● Stated problem: Repeat the entries that follow verbatim, without any of their pictures.

== Given records

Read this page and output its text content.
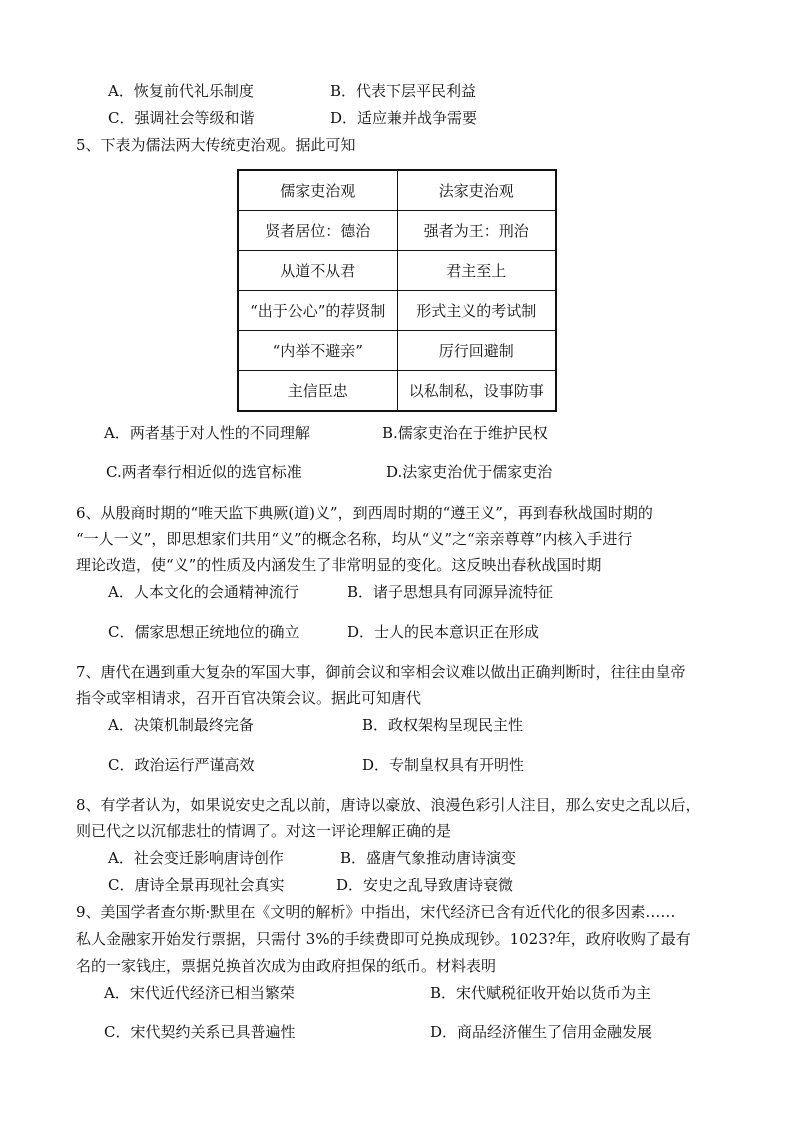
A．恢复前代礼乐制度	B．代表下层平民利益
C．强调社会等级和谐	D．适应兼并战争需要
5、下表为儒法两大传统吏治观。据此可知
儒家吏治观	法家吏治观
贤者居位：德治	强者为王：刑治
从道不从君	君主至上
“出于公心”的荐贤制	形式主义的考试制
“内举不避亲”	厉行回避制
主信臣忠	以私制私，设事防事
A．两者基于对人性的不同理解	B.儒家吏治在于维护民权
C.两者奉行相近似的选官标准	D.法家吏治优于儒家吏治
6、从殷商时期的“唯天监下典厥(道)义”，到西周时期的“遵王义”，再到春秋战国时期的
“一人一义”，即思想家们共用“义”的概念名称，均从“义”之“亲亲尊尊”内核入手进行
理论改造，使“义”的性质及内涵发生了非常明显的变化。这反映出春秋战国时期
A．人本文化的会通精神流行	B．诸子思想具有同源异流特征
C．儒家思想正统地位的确立	D．士人的民本意识正在形成
7、唐代在遇到重大复杂的军国大事，御前会议和宰相会议难以做出正确判断时，往往由皇帝
指令或宰相请求，召开百官决策会议。据此可知唐代
A．决策机制最终完备	B．政权架构呈现民主性
C．政治运行严谨高效	D．专制皇权具有开明性
8、有学者认为，如果说安史之乱以前，唐诗以豪放、浪漫色彩引人注目，那么安史之乱以后，
则已代之以沉郁悲壮的情调了。对这一评论理解正确的是
A．社会变迁影响唐诗创作	B．盛唐气象推动唐诗演变
C．唐诗全景再现社会真实	D．安史之乱导致唐诗衰微
9、美国学者查尔斯·默里在《文明的解析》中指出，宋代经济已含有近代化的很多因素……
私人金融家开始发行票据，只需付 3%的手续费即可兑换成现钞。1023?年，政府收购了最有
名的一家钱庄，票据兑换首次成为由政府担保的纸币。材料表明
A．宋代近代经济已相当繁荣	B．宋代赋税征收开始以货币为主
C．宋代契约关系已具普遍性	D．商品经济催生了信用金融发展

====

● The answer:
Read this page and output its text content.
A．恢复前代礼乐制度	B．代表下层平民利益
C．强调社会等级和谐	D．适应兼并战争需要
5、下表为儒法两大传统吏治观。据此可知
儒家吏治观	法家吏治观
贤者居位：德治	强者为王：刑治
从道不从君	君主至上
“出于公心”的荐贤制	形式主义的考试制
“内举不避亲”	厉行回避制
主信臣忠	以私制私，设事防事
A．两者基于对人性的不同理解	B.儒家吏治在于维护民权
C.两者奉行相近似的选官标准	D.法家吏治优于儒家吏治
6、从殷商时期的“唯天监下典厥(道)义”，到西周时期的“遵王义”，再到春秋战国时期的
“一人一义”，即思想家们共用“义”的概念名称，均从“义”之“亲亲尊尊”内核入手进行
理论改造，使“义”的性质及内涵发生了非常明显的变化。这反映出春秋战国时期
A．人本文化的会通精神流行	B．诸子思想具有同源异流特征
C．儒家思想正统地位的确立	D．士人的民本意识正在形成
7、唐代在遇到重大复杂的军国大事，御前会议和宰相会议难以做出正确判断时，往往由皇帝
指令或宰相请求，召开百官决策会议。据此可知唐代
A．决策机制最终完备	B．政权架构呈现民主性
C．政治运行严谨高效	D．专制皇权具有开明性
8、有学者认为，如果说安史之乱以前，唐诗以豪放、浪漫色彩引人注目，那么安史之乱以后，
则已代之以沉郁悲壮的情调了。对这一评论理解正确的是
A．社会变迁影响唐诗创作	B．盛唐气象推动唐诗演变
C．唐诗全景再现社会真实	D．安史之乱导致唐诗衰微
9、美国学者查尔斯·默里在《文明的解析》中指出，宋代经济已含有近代化的很多因素……
私人金融家开始发行票据，只需付 3%的手续费即可兑换成现钞。1023?年，政府收购了最有
名的一家钱庄，票据兑换首次成为由政府担保的纸币。材料表明
A．宋代近代经济已相当繁荣	B．宋代赋税征收开始以货币为主
C．宋代契约关系已具普遍性	D．商品经济催生了信用金融发展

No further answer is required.